# Provided material start

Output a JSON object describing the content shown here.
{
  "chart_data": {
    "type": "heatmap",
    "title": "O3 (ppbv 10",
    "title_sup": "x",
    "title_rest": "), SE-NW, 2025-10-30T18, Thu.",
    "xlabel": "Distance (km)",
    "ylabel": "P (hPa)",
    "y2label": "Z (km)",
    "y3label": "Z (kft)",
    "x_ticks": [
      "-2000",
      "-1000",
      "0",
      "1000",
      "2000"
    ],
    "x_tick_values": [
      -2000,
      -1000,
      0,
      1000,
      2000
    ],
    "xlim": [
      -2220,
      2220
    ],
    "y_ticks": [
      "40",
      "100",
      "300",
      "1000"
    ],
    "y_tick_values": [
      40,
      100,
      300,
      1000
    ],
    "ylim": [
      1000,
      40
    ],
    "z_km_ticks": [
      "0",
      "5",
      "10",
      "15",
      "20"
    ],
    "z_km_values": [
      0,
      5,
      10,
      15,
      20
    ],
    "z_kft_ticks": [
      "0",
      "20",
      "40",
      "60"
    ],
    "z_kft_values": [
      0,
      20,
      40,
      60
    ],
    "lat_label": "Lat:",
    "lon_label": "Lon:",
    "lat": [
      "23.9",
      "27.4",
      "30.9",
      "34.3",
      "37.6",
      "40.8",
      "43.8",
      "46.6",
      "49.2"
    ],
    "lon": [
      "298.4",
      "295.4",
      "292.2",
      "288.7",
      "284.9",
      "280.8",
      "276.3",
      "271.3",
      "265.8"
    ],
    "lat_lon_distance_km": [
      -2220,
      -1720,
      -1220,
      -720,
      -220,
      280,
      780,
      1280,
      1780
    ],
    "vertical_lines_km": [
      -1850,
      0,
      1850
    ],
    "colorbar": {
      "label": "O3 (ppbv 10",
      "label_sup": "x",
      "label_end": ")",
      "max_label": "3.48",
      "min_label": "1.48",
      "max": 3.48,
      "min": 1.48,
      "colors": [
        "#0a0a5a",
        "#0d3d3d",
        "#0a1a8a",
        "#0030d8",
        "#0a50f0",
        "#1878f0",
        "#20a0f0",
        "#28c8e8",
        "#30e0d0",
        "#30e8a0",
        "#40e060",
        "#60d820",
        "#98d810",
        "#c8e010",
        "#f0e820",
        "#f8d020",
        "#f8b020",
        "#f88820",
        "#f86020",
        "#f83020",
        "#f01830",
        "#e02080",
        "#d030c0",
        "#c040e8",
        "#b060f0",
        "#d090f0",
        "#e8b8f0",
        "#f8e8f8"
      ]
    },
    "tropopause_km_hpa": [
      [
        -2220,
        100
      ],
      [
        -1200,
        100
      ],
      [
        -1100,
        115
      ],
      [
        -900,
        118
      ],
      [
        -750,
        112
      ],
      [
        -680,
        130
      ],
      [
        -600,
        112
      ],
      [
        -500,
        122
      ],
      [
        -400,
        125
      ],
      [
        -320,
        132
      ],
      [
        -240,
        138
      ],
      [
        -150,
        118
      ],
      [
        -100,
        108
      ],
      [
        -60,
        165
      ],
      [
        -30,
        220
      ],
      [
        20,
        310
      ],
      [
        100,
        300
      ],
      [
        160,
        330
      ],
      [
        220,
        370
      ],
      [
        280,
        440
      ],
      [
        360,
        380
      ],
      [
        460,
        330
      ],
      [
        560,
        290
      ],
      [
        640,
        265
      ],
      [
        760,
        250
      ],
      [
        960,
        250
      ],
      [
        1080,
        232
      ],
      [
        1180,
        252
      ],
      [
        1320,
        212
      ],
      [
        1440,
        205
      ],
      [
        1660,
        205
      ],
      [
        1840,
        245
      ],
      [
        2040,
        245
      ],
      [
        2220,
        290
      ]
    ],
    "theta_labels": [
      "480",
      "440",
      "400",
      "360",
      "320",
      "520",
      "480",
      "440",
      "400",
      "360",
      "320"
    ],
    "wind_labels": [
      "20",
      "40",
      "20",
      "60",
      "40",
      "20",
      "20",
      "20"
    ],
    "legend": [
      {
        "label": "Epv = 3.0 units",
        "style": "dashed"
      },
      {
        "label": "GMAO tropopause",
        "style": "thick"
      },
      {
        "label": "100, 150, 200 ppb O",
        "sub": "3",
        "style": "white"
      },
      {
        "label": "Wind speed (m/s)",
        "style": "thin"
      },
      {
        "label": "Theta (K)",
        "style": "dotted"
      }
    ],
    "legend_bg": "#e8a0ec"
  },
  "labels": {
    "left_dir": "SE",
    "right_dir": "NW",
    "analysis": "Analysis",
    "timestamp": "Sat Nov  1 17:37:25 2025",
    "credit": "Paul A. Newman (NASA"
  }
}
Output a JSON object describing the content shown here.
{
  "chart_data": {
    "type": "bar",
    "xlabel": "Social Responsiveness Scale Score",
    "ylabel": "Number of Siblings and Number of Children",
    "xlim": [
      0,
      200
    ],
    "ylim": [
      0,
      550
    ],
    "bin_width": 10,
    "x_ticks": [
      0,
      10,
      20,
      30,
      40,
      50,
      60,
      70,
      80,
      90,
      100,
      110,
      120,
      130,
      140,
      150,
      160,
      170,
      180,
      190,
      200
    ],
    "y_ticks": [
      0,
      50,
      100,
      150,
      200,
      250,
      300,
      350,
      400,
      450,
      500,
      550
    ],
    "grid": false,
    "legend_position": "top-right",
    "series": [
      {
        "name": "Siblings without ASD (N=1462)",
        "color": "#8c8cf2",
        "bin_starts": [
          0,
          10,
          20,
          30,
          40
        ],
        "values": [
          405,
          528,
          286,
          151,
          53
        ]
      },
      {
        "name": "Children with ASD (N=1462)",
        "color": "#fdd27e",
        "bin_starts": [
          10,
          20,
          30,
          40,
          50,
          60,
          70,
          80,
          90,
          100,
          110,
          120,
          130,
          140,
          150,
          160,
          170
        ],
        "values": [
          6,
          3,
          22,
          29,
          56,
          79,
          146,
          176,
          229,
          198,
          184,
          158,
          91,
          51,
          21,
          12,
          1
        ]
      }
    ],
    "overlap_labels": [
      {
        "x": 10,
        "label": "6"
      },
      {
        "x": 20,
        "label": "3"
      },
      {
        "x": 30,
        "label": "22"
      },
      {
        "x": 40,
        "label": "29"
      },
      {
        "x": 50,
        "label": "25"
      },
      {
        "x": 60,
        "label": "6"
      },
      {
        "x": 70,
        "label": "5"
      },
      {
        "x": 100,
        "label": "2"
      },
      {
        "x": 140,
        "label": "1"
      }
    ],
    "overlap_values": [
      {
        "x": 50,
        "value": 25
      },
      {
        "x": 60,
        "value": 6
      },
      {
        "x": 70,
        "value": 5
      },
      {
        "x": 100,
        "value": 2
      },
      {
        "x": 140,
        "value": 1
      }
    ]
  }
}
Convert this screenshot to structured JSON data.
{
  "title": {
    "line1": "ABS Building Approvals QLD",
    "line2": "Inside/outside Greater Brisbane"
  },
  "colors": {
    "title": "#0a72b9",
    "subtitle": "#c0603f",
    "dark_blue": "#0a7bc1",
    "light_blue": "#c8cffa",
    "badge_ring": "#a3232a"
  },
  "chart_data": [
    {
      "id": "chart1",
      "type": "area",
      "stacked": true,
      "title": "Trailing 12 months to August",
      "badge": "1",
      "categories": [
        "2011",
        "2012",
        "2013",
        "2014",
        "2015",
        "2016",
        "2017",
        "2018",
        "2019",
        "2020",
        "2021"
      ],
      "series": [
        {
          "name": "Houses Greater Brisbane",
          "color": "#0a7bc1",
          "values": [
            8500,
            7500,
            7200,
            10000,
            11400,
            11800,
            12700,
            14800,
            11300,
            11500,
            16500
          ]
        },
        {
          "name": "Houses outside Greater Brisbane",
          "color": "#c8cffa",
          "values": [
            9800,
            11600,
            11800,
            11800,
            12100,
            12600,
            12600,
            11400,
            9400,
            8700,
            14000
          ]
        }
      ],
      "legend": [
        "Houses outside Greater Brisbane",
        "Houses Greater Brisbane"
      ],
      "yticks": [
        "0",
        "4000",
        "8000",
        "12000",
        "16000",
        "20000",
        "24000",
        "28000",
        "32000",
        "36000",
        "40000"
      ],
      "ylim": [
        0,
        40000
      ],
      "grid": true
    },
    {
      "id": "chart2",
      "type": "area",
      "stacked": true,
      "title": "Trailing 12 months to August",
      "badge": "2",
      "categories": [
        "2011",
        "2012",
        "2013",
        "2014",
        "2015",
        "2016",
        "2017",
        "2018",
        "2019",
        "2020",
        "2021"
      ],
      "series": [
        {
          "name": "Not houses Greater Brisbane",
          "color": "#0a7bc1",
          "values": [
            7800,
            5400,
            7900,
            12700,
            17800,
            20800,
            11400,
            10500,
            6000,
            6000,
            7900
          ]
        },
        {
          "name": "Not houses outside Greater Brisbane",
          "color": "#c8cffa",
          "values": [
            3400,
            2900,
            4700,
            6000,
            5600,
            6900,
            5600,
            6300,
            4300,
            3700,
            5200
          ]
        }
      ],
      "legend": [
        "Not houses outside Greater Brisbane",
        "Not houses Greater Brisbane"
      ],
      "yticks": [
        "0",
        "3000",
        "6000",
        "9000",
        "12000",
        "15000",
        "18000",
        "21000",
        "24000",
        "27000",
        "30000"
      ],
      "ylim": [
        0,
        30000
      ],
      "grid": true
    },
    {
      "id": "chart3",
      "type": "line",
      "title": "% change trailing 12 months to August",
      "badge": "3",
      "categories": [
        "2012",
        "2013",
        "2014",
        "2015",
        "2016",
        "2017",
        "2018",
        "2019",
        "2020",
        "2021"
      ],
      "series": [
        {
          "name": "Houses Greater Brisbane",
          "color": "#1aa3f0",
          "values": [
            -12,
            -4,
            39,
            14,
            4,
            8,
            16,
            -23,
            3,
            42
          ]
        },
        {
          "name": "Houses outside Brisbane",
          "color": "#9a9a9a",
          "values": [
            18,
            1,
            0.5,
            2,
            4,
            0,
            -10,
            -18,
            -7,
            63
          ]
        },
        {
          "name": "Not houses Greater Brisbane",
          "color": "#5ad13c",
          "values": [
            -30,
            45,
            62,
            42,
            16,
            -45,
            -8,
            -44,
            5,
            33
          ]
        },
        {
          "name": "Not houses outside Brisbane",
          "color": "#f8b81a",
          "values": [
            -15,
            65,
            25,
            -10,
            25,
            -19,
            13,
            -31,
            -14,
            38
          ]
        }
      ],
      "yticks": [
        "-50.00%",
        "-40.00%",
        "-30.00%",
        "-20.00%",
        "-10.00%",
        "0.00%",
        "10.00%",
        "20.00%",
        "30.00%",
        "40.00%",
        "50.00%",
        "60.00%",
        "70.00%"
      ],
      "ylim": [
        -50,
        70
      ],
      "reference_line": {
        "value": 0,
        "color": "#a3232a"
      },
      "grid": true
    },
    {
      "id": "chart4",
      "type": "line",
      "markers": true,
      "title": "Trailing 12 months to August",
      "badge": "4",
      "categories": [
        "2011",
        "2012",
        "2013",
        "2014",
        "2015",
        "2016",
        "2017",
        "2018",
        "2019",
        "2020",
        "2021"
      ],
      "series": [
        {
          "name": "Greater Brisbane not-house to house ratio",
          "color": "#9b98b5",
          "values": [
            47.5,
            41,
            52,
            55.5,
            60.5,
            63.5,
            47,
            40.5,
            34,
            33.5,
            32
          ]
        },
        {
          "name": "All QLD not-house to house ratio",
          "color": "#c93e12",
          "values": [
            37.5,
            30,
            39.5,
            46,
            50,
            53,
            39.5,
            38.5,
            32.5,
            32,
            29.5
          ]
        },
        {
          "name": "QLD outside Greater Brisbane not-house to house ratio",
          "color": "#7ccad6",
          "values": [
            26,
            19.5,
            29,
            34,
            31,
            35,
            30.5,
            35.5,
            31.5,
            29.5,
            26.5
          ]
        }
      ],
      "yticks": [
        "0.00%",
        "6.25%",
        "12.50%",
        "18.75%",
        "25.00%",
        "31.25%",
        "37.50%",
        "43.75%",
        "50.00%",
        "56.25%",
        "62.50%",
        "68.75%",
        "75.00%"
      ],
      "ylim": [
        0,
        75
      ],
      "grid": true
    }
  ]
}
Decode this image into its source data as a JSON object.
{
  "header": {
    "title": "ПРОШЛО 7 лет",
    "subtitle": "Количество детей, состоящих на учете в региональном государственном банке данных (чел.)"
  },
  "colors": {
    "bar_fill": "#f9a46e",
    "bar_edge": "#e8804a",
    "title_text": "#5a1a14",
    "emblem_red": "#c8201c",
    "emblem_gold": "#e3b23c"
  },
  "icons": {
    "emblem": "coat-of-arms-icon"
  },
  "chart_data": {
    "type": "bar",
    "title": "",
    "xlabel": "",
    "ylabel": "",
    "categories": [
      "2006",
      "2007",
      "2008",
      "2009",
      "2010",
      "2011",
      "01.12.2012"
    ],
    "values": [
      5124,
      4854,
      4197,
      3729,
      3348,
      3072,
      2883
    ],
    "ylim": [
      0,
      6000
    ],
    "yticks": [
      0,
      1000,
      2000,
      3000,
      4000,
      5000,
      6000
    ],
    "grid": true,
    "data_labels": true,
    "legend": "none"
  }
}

# Provided material end

Find the word "this" in the entries above and gather every line that holds it.

■ Response
Convert this screenshot to structured JSON data.
Decode this image into its source data as a JSON object.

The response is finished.